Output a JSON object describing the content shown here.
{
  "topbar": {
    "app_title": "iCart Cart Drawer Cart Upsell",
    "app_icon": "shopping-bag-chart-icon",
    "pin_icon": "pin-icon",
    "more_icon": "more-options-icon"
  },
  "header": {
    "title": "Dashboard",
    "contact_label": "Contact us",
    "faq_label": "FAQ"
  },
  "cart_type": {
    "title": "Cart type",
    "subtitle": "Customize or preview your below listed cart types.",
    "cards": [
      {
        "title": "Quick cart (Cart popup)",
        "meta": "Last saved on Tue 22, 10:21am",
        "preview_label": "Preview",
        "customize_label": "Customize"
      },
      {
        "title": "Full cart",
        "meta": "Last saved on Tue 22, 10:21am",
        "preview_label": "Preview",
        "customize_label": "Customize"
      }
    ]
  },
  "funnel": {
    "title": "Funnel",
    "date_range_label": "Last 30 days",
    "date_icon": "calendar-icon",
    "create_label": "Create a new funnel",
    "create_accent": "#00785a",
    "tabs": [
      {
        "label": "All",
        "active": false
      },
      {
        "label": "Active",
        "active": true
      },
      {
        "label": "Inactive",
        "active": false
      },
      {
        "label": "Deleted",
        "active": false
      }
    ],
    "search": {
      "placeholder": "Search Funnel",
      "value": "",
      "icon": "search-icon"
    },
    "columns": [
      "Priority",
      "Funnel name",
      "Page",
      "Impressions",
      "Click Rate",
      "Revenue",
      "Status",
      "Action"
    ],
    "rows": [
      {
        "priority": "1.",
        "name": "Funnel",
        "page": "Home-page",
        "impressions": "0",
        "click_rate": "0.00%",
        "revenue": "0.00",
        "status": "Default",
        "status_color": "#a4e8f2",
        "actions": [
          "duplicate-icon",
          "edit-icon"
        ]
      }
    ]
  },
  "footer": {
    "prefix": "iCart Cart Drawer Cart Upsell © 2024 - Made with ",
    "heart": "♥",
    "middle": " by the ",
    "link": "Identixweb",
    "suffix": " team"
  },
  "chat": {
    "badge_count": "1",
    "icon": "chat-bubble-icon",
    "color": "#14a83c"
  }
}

..........

* [Required work]:
Using the entries above, find all lines with "iCart". Copy them.

* [Full solution]:
    "app_title": "iCart Cart Drawer Cart Upsell",
    "prefix": "iCart Cart Drawer Cart Upsell © 2024 - Made with ",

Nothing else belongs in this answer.